To be done: Set down each entry from the block beneath, exactly as written.

(Figure record listings)
<<<<

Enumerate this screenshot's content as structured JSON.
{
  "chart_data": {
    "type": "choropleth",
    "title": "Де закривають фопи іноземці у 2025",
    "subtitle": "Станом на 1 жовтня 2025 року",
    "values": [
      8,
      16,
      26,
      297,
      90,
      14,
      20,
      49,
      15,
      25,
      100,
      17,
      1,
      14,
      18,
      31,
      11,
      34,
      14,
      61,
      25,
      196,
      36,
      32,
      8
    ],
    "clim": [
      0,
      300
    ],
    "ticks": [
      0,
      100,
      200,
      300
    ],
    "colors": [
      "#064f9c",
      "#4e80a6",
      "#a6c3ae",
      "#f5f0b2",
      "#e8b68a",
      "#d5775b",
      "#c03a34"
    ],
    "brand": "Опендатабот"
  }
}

>>>>

Exercise solution:
Enumerate this screenshot's content as structured JSON.
{
  "chart_data": {
    "type": "choropleth",
    "title": "Де закривають фопи іноземці у 2025",
    "subtitle": "Станом на 1 жовтня 2025 року",
    "values": [
      8,
      16,
      26,
      297,
      90,
      14,
      20,
      49,
      15,
      25,
      100,
      17,
      1,
      14,
      18,
      31,
      11,
      34,
      14,
      61,
      25,
      196,
      36,
      32,
      8
    ],
    "clim": [
      0,
      300
    ],
    "ticks": [
      0,
      100,
      200,
      300
    ],
    "colors": [
      "#064f9c",
      "#4e80a6",
      "#a6c3ae",
      "#f5f0b2",
      "#e8b68a",
      "#d5775b",
      "#c03a34"
    ],
    "brand": "Опендатабот"
  }
}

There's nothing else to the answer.